* start *

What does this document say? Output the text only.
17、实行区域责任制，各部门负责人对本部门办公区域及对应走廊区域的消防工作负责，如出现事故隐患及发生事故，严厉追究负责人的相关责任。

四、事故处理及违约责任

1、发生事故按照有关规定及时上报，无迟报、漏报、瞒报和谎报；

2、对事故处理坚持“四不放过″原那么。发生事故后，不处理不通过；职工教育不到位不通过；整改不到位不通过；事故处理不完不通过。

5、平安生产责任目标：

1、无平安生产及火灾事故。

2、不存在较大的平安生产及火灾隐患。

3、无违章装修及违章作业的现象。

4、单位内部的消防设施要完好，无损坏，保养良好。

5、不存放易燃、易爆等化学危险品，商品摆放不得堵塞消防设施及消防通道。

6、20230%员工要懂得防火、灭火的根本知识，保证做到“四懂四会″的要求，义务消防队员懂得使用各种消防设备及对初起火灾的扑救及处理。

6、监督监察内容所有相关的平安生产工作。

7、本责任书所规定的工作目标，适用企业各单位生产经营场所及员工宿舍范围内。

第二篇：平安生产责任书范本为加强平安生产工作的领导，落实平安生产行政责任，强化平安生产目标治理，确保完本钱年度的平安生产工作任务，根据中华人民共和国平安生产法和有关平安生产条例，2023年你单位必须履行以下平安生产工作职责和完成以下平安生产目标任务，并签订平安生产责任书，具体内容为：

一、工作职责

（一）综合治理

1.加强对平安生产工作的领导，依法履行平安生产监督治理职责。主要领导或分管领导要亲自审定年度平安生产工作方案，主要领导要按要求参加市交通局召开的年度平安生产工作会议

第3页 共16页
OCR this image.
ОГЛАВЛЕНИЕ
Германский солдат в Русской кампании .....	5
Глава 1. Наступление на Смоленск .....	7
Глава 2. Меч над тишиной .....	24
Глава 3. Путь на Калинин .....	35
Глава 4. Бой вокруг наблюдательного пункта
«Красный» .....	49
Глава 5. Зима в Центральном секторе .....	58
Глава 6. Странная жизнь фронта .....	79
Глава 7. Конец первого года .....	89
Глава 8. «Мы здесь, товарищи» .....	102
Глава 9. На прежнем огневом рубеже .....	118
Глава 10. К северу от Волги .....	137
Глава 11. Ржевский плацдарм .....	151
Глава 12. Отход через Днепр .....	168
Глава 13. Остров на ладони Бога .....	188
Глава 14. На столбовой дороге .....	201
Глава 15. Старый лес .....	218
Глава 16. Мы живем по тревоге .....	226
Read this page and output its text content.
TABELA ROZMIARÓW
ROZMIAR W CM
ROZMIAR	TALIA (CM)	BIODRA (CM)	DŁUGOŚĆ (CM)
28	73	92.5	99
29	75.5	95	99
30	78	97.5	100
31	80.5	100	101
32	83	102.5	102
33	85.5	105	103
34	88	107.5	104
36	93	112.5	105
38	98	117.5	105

* end *

EXERCISE GOAL: Repeat the entries above exactly, leaving nothing out.

RESULT:
What does this document say? Output the text only.
17、实行区域责任制，各部门负责人对本部门办公区域及对应走廊区域的消防工作负责，如出现事故隐患及发生事故，严厉追究负责人的相关责任。

四、事故处理及违约责任

1、发生事故按照有关规定及时上报，无迟报、漏报、瞒报和谎报；

2、对事故处理坚持“四不放过″原那么。发生事故后，不处理不通过；职工教育不到位不通过；整改不到位不通过；事故处理不完不通过。

5、平安生产责任目标：

1、无平安生产及火灾事故。

2、不存在较大的平安生产及火灾隐患。

3、无违章装修及违章作业的现象。

4、单位内部的消防设施要完好，无损坏，保养良好。

5、不存放易燃、易爆等化学危险品，商品摆放不得堵塞消防设施及消防通道。

6、20230%员工要懂得防火、灭火的根本知识，保证做到“四懂四会″的要求，义务消防队员懂得使用各种消防设备及对初起火灾的扑救及处理。

6、监督监察内容所有相关的平安生产工作。

7、本责任书所规定的工作目标，适用企业各单位生产经营场所及员工宿舍范围内。

第二篇：平安生产责任书范本为加强平安生产工作的领导，落实平安生产行政责任，强化平安生产目标治理，确保完本钱年度的平安生产工作任务，根据中华人民共和国平安生产法和有关平安生产条例，2023年你单位必须履行以下平安生产工作职责和完成以下平安生产目标任务，并签订平安生产责任书，具体内容为：

一、工作职责

（一）综合治理

1.加强对平安生产工作的领导，依法履行平安生产监督治理职责。主要领导或分管领导要亲自审定年度平安生产工作方案，主要领导要按要求参加市交通局召开的年度平安生产工作会议

第3页 共16页
OCR this image.
ОГЛАВЛЕНИЕ
Германский солдат в Русской кампании .....	5
Глава 1. Наступление на Смоленск .....	7
Глава 2. Меч над тишиной .....	24
Глава 3. Путь на Калинин .....	35
Глава 4. Бой вокруг наблюдательного пункта
«Красный» .....	49
Глава 5. Зима в Центральном секторе .....	58
Глава 6. Странная жизнь фронта .....	79
Глава 7. Конец первого года .....	89
Глава 8. «Мы здесь, товарищи» .....	102
Глава 9. На прежнем огневом рубеже .....	118
Глава 10. К северу от Волги .....	137
Глава 11. Ржевский плацдарм .....	151
Глава 12. Отход через Днепр .....	168
Глава 13. Остров на ладони Бога .....	188
Глава 14. На столбовой дороге .....	201
Глава 15. Старый лес .....	218
Глава 16. Мы живем по тревоге .....	226
Read this page and output its text content.
TABELA ROZMIARÓW
ROZMIAR W CM
ROZMIAR	TALIA (CM)	BIODRA (CM)	DŁUGOŚĆ (CM)
28	73	92.5	99
29	75.5	95	99
30	78	97.5	100
31	80.5	100	101
32	83	102.5	102
33	85.5	105	103
34	88	107.5	104
36	93	112.5	105
38	98	117.5	105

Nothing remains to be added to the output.